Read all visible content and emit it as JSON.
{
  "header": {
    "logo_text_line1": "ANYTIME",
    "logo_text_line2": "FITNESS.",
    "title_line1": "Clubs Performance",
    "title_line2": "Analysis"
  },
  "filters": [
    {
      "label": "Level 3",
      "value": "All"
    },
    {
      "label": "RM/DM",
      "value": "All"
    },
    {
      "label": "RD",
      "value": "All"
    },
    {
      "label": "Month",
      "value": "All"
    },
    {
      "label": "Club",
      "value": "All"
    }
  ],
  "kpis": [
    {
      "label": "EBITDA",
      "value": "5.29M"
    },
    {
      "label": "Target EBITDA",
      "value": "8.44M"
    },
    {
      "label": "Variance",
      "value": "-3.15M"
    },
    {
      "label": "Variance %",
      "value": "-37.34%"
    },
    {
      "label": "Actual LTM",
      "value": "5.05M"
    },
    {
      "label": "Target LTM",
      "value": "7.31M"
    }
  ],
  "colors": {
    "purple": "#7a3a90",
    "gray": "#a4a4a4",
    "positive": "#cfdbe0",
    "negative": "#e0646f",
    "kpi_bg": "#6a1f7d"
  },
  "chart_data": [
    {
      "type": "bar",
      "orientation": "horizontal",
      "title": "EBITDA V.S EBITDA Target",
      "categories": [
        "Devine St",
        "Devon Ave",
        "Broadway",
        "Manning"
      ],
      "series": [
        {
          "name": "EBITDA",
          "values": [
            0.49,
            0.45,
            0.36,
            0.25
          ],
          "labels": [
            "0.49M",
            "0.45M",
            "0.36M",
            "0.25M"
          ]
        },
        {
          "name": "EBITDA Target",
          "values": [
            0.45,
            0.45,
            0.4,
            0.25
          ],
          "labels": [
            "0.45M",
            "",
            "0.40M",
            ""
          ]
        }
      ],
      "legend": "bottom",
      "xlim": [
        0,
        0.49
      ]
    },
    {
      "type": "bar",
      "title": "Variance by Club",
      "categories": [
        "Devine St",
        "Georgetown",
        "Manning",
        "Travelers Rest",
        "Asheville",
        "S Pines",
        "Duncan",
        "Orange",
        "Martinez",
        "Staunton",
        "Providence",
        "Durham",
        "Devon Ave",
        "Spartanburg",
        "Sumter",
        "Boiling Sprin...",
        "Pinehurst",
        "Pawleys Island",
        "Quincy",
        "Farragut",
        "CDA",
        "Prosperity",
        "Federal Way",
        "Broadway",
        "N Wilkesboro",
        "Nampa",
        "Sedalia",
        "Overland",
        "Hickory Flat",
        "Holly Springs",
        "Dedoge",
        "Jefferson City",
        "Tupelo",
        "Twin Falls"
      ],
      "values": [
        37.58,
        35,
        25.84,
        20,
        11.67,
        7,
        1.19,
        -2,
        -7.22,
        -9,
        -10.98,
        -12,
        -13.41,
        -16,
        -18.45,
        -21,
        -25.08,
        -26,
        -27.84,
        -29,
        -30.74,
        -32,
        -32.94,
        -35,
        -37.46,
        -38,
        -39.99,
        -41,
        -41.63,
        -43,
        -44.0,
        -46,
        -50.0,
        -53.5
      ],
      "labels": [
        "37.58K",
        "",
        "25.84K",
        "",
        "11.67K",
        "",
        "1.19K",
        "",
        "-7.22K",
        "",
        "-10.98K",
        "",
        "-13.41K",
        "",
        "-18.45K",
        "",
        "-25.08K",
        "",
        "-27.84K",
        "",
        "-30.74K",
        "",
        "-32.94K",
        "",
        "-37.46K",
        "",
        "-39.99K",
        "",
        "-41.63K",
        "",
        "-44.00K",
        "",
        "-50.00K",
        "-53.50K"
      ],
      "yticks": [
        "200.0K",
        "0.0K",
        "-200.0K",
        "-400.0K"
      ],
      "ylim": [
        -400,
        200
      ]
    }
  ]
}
_ _ _ _ _ _ _
▶ **Problem requirements**
Copy the data above exactly. Every line must be included.

▶ **Response**
Read all visible content and emit it as JSON.
{
  "header": {
    "logo_text_line1": "ANYTIME",
    "logo_text_line2": "FITNESS.",
    "title_line1": "Clubs Performance",
    "title_line2": "Analysis"
  },
  "filters": [
    {
      "label": "Level 3",
      "value": "All"
    },
    {
      "label": "RM/DM",
      "value": "All"
    },
    {
      "label": "RD",
      "value": "All"
    },
    {
      "label": "Month",
      "value": "All"
    },
    {
      "label": "Club",
      "value": "All"
    }
  ],
  "kpis": [
    {
      "label": "EBITDA",
      "value": "5.29M"
    },
    {
      "label": "Target EBITDA",
      "value": "8.44M"
    },
    {
      "label": "Variance",
      "value": "-3.15M"
    },
    {
      "label": "Variance %",
      "value": "-37.34%"
    },
    {
      "label": "Actual LTM",
      "value": "5.05M"
    },
    {
      "label": "Target LTM",
      "value": "7.31M"
    }
  ],
  "colors": {
    "purple": "#7a3a90",
    "gray": "#a4a4a4",
    "positive": "#cfdbe0",
    "negative": "#e0646f",
    "kpi_bg": "#6a1f7d"
  },
  "chart_data": [
    {
      "type": "bar",
      "orientation": "horizontal",
      "title": "EBITDA V.S EBITDA Target",
      "categories": [
        "Devine St",
        "Devon Ave",
        "Broadway",
        "Manning"
      ],
      "series": [
        {
          "name": "EBITDA",
          "values": [
            0.49,
            0.45,
            0.36,
            0.25
          ],
          "labels": [
            "0.49M",
            "0.45M",
            "0.36M",
            "0.25M"
          ]
        },
        {
          "name": "EBITDA Target",
          "values": [
            0.45,
            0.45,
            0.4,
            0.25
          ],
          "labels": [
            "0.45M",
            "",
            "0.40M",
            ""
          ]
        }
      ],
      "legend": "bottom",
      "xlim": [
        0,
        0.49
      ]
    },
    {
      "type": "bar",
      "title": "Variance by Club",
      "categories": [
        "Devine St",
        "Georgetown",
        "Manning",
        "Travelers Rest",
        "Asheville",
        "S Pines",
        "Duncan",
        "Orange",
        "Martinez",
        "Staunton",
        "Providence",
        "Durham",
        "Devon Ave",
        "Spartanburg",
        "Sumter",
        "Boiling Sprin...",
        "Pinehurst",
        "Pawleys Island",
        "Quincy",
        "Farragut",
        "CDA",
        "Prosperity",
        "Federal Way",
        "Broadway",
        "N Wilkesboro",
        "Nampa",
        "Sedalia",
        "Overland",
        "Hickory Flat",
        "Holly Springs",
        "Dedoge",
        "Jefferson City",
        "Tupelo",
        "Twin Falls"
      ],
      "values": [
        37.58,
        35,
        25.84,
        20,
        11.67,
        7,
        1.19,
        -2,
        -7.22,
        -9,
        -10.98,
        -12,
        -13.41,
        -16,
        -18.45,
        -21,
        -25.08,
        -26,
        -27.84,
        -29,
        -30.74,
        -32,
        -32.94,
        -35,
        -37.46,
        -38,
        -39.99,
        -41,
        -41.63,
        -43,
        -44.0,
        -46,
        -50.0,
        -53.5
      ],
      "labels": [
        "37.58K",
        "",
        "25.84K",
        "",
        "11.67K",
        "",
        "1.19K",
        "",
        "-7.22K",
        "",
        "-10.98K",
        "",
        "-13.41K",
        "",
        "-18.45K",
        "",
        "-25.08K",
        "",
        "-27.84K",
        "",
        "-30.74K",
        "",
        "-32.94K",
        "",
        "-37.46K",
        "",
        "-39.99K",
        "",
        "-41.63K",
        "",
        "-44.00K",
        "",
        "-50.00K",
        "-53.50K"
      ],
      "yticks": [
        "200.0K",
        "0.0K",
        "-200.0K",
        "-400.0K"
      ],
      "ylim": [
        -400,
        200
      ]
    }
  ]
}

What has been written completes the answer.